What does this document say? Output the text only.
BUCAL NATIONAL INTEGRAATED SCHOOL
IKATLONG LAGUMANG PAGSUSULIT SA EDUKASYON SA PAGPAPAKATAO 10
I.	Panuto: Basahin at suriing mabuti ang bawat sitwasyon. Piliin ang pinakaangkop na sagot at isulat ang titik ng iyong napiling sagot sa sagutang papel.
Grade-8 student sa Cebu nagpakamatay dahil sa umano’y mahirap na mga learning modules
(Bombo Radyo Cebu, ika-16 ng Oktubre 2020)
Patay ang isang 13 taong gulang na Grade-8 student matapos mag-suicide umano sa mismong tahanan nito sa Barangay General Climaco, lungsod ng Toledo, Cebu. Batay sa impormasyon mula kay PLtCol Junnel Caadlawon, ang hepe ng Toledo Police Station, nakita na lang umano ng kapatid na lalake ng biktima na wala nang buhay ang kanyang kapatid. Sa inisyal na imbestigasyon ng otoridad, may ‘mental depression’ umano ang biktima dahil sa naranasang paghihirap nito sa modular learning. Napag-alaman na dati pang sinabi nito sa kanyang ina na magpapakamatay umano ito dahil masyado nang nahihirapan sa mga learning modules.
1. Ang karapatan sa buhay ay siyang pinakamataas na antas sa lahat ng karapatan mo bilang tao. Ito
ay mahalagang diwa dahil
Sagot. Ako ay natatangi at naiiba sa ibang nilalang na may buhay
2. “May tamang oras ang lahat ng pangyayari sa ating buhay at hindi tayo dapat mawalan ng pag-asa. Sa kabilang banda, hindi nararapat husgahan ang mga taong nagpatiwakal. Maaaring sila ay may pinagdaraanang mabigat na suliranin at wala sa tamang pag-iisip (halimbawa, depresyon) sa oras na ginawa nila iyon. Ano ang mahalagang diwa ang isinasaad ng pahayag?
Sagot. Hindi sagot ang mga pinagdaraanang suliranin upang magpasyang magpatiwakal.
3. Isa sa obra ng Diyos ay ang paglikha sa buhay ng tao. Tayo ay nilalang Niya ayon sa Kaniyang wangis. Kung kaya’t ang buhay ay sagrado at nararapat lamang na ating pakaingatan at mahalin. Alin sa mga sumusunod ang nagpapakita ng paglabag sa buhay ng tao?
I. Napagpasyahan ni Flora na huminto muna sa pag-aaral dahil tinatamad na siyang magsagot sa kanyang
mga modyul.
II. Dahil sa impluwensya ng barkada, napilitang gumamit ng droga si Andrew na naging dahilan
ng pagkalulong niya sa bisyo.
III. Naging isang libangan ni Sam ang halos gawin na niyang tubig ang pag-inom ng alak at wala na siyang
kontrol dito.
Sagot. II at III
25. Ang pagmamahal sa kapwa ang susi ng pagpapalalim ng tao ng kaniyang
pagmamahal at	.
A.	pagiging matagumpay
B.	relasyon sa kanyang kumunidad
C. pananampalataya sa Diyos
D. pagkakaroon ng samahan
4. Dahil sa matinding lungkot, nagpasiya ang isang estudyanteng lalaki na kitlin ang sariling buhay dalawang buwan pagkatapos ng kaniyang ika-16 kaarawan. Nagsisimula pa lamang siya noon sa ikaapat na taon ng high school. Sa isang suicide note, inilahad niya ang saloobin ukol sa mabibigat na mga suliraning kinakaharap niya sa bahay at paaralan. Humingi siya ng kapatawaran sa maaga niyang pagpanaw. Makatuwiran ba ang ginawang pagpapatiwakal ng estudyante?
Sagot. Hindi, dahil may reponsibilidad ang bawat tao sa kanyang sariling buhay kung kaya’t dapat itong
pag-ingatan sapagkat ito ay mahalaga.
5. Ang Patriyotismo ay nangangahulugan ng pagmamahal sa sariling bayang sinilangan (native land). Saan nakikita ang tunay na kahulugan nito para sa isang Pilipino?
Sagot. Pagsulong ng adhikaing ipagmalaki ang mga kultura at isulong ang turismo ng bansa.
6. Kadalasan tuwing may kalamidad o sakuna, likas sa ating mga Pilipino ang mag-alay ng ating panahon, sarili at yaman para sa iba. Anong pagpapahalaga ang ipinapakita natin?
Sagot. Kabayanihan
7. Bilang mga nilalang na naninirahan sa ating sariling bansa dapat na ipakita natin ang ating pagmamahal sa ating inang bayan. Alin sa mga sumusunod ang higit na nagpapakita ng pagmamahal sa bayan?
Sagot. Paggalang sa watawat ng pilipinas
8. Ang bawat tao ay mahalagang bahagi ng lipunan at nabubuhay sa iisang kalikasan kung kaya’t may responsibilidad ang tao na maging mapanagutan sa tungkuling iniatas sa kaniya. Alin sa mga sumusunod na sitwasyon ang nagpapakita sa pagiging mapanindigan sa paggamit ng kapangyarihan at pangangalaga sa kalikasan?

========================================================================

_Problem requirements_
Print out all the entries precisely as written.

_Reply to the exercise_
What does this document say? Output the text only.
BUCAL NATIONAL INTEGRAATED SCHOOL
IKATLONG LAGUMANG PAGSUSULIT SA EDUKASYON SA PAGPAPAKATAO 10
I.	Panuto: Basahin at suriing mabuti ang bawat sitwasyon. Piliin ang pinakaangkop na sagot at isulat ang titik ng iyong napiling sagot sa sagutang papel.
Grade-8 student sa Cebu nagpakamatay dahil sa umano’y mahirap na mga learning modules
(Bombo Radyo Cebu, ika-16 ng Oktubre 2020)
Patay ang isang 13 taong gulang na Grade-8 student matapos mag-suicide umano sa mismong tahanan nito sa Barangay General Climaco, lungsod ng Toledo, Cebu. Batay sa impormasyon mula kay PLtCol Junnel Caadlawon, ang hepe ng Toledo Police Station, nakita na lang umano ng kapatid na lalake ng biktima na wala nang buhay ang kanyang kapatid. Sa inisyal na imbestigasyon ng otoridad, may ‘mental depression’ umano ang biktima dahil sa naranasang paghihirap nito sa modular learning. Napag-alaman na dati pang sinabi nito sa kanyang ina na magpapakamatay umano ito dahil masyado nang nahihirapan sa mga learning modules.
1. Ang karapatan sa buhay ay siyang pinakamataas na antas sa lahat ng karapatan mo bilang tao. Ito
ay mahalagang diwa dahil
Sagot. Ako ay natatangi at naiiba sa ibang nilalang na may buhay
2. “May tamang oras ang lahat ng pangyayari sa ating buhay at hindi tayo dapat mawalan ng pag-asa. Sa kabilang banda, hindi nararapat husgahan ang mga taong nagpatiwakal. Maaaring sila ay may pinagdaraanang mabigat na suliranin at wala sa tamang pag-iisip (halimbawa, depresyon) sa oras na ginawa nila iyon. Ano ang mahalagang diwa ang isinasaad ng pahayag?
Sagot. Hindi sagot ang mga pinagdaraanang suliranin upang magpasyang magpatiwakal.
3. Isa sa obra ng Diyos ay ang paglikha sa buhay ng tao. Tayo ay nilalang Niya ayon sa Kaniyang wangis. Kung kaya’t ang buhay ay sagrado at nararapat lamang na ating pakaingatan at mahalin. Alin sa mga sumusunod ang nagpapakita ng paglabag sa buhay ng tao?
I. Napagpasyahan ni Flora na huminto muna sa pag-aaral dahil tinatamad na siyang magsagot sa kanyang
mga modyul.
II. Dahil sa impluwensya ng barkada, napilitang gumamit ng droga si Andrew na naging dahilan
ng pagkalulong niya sa bisyo.
III. Naging isang libangan ni Sam ang halos gawin na niyang tubig ang pag-inom ng alak at wala na siyang
kontrol dito.
Sagot. II at III
25. Ang pagmamahal sa kapwa ang susi ng pagpapalalim ng tao ng kaniyang
pagmamahal at	.
A.	pagiging matagumpay
B.	relasyon sa kanyang kumunidad
C. pananampalataya sa Diyos
D. pagkakaroon ng samahan
4. Dahil sa matinding lungkot, nagpasiya ang isang estudyanteng lalaki na kitlin ang sariling buhay dalawang buwan pagkatapos ng kaniyang ika-16 kaarawan. Nagsisimula pa lamang siya noon sa ikaapat na taon ng high school. Sa isang suicide note, inilahad niya ang saloobin ukol sa mabibigat na mga suliraning kinakaharap niya sa bahay at paaralan. Humingi siya ng kapatawaran sa maaga niyang pagpanaw. Makatuwiran ba ang ginawang pagpapatiwakal ng estudyante?
Sagot. Hindi, dahil may reponsibilidad ang bawat tao sa kanyang sariling buhay kung kaya’t dapat itong
pag-ingatan sapagkat ito ay mahalaga.
5. Ang Patriyotismo ay nangangahulugan ng pagmamahal sa sariling bayang sinilangan (native land). Saan nakikita ang tunay na kahulugan nito para sa isang Pilipino?
Sagot. Pagsulong ng adhikaing ipagmalaki ang mga kultura at isulong ang turismo ng bansa.
6. Kadalasan tuwing may kalamidad o sakuna, likas sa ating mga Pilipino ang mag-alay ng ating panahon, sarili at yaman para sa iba. Anong pagpapahalaga ang ipinapakita natin?
Sagot. Kabayanihan
7. Bilang mga nilalang na naninirahan sa ating sariling bansa dapat na ipakita natin ang ating pagmamahal sa ating inang bayan. Alin sa mga sumusunod ang higit na nagpapakita ng pagmamahal sa bayan?
Sagot. Paggalang sa watawat ng pilipinas
8. Ang bawat tao ay mahalagang bahagi ng lipunan at nabubuhay sa iisang kalikasan kung kaya’t may responsibilidad ang tao na maging mapanagutan sa tungkuling iniatas sa kaniya. Alin sa mga sumusunod na sitwasyon ang nagpapakita sa pagiging mapanindigan sa paggamit ng kapangyarihan at pangangalaga sa kalikasan?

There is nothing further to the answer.